Directive
Give the number of lines in the listing that hold the word "subtitle". Write nothing but that number.

(Figure data in JSON)
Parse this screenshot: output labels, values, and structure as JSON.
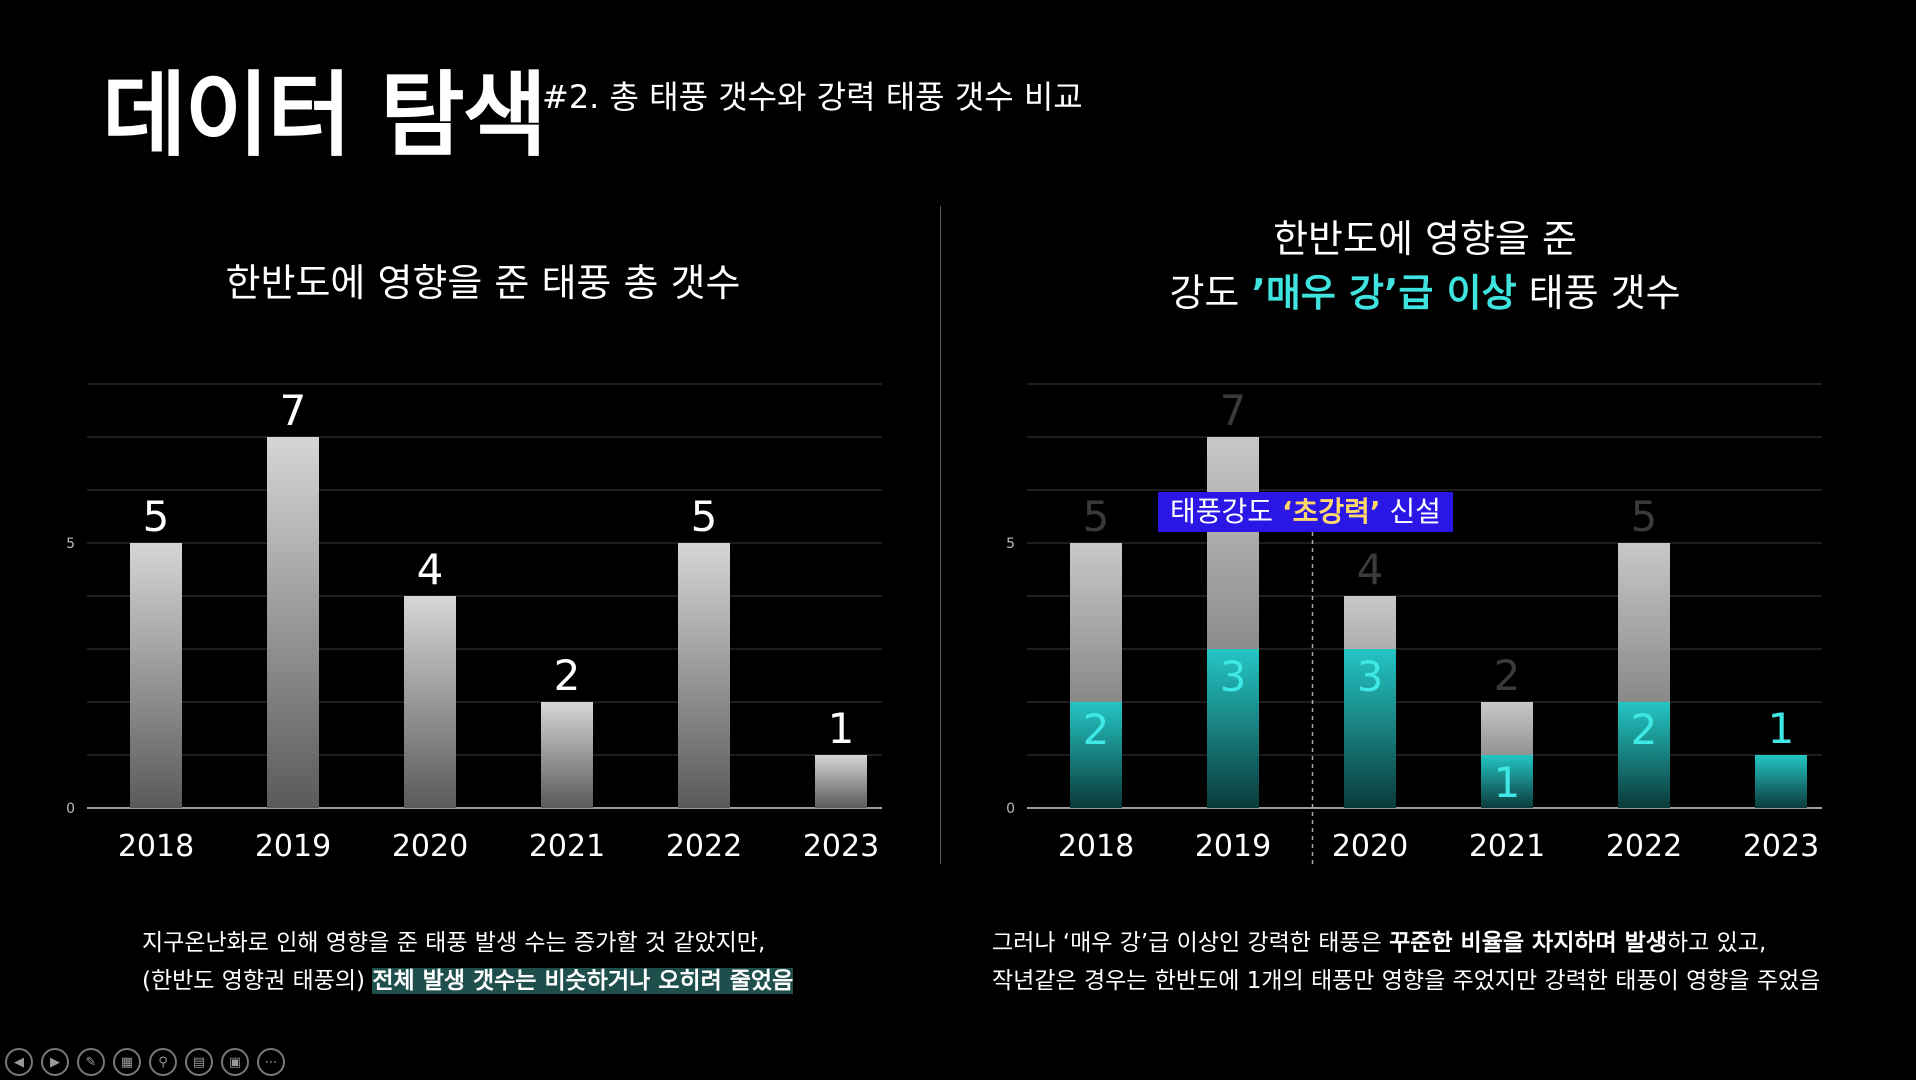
{
  "header": {
    "title": "데이터 탐색",
    "subtitle": "#2. 총 태풍 갯수와 강력 태풍 갯수 비교"
  },
  "left_chart_title": "한반도에 영향을 준 태풍 총 갯수",
  "right_chart_title": {
    "line1": "한반도에 영향을 준",
    "line2_pre": "강도 ",
    "line2_hl": "’매우 강’급 이상",
    "line2_post": " 태풍 갯수"
  },
  "notice": {
    "pre": "태풍강도 ",
    "hl": "‘초강력’",
    "post": " 신설"
  },
  "captions": {
    "left_line1": "지구온난화로 인해 영향을 준 태풍 발생 수는 증가할 것 같았지만,",
    "left_line2_pre": "(한반도 영향권 태풍의) ",
    "left_line2_hl": "전체 발생 갯수는 비슷하거나 오히려 줄었음",
    "right_line1_pre": "그러나 ‘매우 강’급 이상인 강력한 태풍은 ",
    "right_line1_hl": "꾸준한 비율을 차지하며 발생",
    "right_line1_post": "하고 있고,",
    "right_line2": "작년같은 경우는 한반도에 1개의 태풍만 영향을 주었지만 강력한 태풍이 영향을 주었음"
  },
  "toolbar": {
    "icons": [
      "prev-icon",
      "next-icon",
      "pen-icon",
      "slides-icon",
      "zoom-icon",
      "subtitle-icon",
      "camera-off-icon",
      "more-icon"
    ]
  },
  "chart_data": [
    {
      "type": "bar",
      "categories": [
        "2018",
        "2019",
        "2020",
        "2021",
        "2022",
        "2023"
      ],
      "values": [
        5,
        7,
        4,
        2,
        5,
        1
      ],
      "ylim": [
        0,
        8
      ],
      "yticks": [
        0,
        5
      ],
      "grid": true,
      "colors": {
        "top": "#d6d6d6",
        "bottom": "#5a5a5a"
      }
    },
    {
      "type": "bar",
      "categories": [
        "2018",
        "2019",
        "2020",
        "2021",
        "2022",
        "2023"
      ],
      "series": [
        {
          "values": [
            5,
            7,
            4,
            2,
            5,
            1
          ]
        },
        {
          "values": [
            2,
            3,
            3,
            1,
            2,
            1
          ]
        }
      ],
      "ylim": [
        0,
        8
      ],
      "yticks": [
        0,
        5
      ],
      "grid": true,
      "annotation_after_category": "2019",
      "colors": {
        "total_top": "#c8c8c8",
        "total_bottom": "#5e5e5e",
        "strong_top": "#24c6c4",
        "strong_bottom": "#0b3a3a",
        "strong_label": "#3fe8e5",
        "total_label": "#3a3a3a"
      }
    }
  ]
}
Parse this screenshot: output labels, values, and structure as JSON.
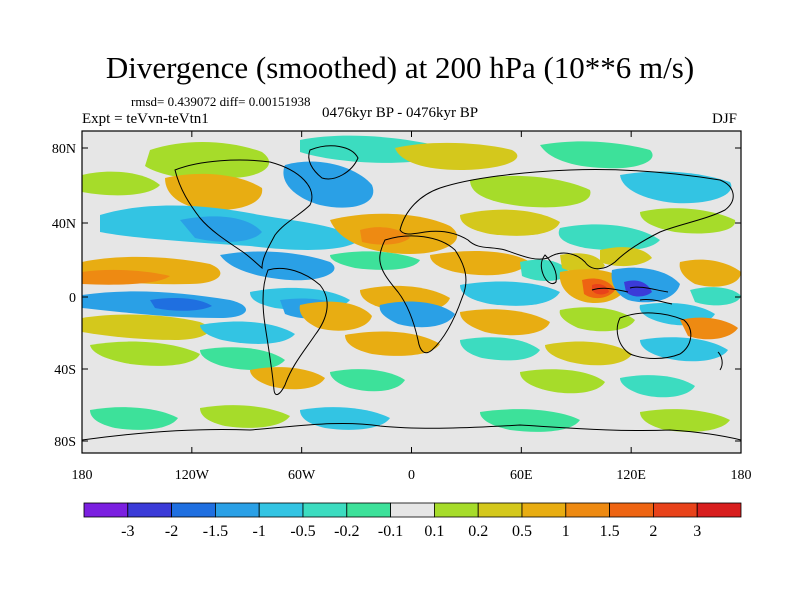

Correct output
2